Input rows ->

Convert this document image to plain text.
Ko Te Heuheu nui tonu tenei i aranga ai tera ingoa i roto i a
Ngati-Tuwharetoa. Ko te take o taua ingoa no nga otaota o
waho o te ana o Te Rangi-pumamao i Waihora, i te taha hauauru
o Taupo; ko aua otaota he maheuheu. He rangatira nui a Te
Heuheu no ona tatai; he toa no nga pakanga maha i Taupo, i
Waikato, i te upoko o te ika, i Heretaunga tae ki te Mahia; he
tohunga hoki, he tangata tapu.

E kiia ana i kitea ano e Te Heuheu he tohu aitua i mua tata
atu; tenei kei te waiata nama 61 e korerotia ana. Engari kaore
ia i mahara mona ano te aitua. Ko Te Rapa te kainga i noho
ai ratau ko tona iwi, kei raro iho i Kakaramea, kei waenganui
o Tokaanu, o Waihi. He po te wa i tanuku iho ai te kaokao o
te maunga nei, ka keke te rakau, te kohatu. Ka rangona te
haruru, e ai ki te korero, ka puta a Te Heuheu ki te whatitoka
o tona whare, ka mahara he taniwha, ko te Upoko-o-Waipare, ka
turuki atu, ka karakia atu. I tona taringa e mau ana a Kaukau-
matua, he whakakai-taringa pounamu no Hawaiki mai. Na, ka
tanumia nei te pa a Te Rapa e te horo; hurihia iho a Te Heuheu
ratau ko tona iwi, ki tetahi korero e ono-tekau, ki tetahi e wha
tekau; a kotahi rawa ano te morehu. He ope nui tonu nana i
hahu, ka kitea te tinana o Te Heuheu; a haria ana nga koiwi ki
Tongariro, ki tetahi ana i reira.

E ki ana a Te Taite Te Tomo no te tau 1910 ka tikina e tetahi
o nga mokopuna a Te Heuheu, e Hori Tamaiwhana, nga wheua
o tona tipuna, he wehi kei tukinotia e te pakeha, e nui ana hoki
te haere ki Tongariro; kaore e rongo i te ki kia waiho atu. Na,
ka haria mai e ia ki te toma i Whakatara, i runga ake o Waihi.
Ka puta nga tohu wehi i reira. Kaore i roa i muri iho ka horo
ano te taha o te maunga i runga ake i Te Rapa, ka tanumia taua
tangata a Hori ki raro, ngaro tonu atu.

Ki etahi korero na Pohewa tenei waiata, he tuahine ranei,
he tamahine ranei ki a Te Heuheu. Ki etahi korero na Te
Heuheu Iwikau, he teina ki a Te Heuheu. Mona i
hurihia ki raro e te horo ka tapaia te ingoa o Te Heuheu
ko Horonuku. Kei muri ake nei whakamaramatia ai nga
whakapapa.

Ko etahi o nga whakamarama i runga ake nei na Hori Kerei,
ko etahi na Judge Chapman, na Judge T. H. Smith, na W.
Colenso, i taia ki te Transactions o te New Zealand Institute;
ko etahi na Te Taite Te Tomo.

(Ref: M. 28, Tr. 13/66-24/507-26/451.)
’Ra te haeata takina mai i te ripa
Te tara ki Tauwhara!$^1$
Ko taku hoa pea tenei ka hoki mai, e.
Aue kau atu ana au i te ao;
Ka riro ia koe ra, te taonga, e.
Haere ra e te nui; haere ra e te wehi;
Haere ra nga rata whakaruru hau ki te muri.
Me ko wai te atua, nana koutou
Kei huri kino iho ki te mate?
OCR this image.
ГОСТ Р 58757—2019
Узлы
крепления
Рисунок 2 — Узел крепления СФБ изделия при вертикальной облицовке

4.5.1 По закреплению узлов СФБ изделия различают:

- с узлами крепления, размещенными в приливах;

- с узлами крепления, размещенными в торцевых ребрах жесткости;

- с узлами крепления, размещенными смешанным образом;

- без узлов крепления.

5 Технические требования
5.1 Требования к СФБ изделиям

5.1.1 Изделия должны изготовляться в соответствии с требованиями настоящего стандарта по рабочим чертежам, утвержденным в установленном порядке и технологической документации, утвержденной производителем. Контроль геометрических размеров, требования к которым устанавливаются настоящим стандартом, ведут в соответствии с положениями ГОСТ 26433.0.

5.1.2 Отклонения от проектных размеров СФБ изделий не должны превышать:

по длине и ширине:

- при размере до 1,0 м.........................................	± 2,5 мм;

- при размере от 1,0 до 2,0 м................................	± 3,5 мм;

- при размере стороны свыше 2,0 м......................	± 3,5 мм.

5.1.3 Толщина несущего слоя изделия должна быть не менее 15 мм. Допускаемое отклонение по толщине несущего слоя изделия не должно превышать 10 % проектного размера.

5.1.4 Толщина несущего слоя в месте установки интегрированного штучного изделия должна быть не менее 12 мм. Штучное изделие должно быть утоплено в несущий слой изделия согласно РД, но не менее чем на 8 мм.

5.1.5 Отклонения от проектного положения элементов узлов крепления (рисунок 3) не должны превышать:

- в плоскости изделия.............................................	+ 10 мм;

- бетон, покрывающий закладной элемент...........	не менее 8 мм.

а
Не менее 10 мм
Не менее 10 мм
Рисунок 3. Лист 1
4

Given instruction ->
Scan the data above; copy every line where "muri" appears.

Response ->
Ka puta nga tohu wehi i reira. Kaore i roa i muri iho ka horo
ko Horonuku. Kei muri ake nei whakamaramatia ai nga
Haere ra nga rata whakaruru hau ki te muri.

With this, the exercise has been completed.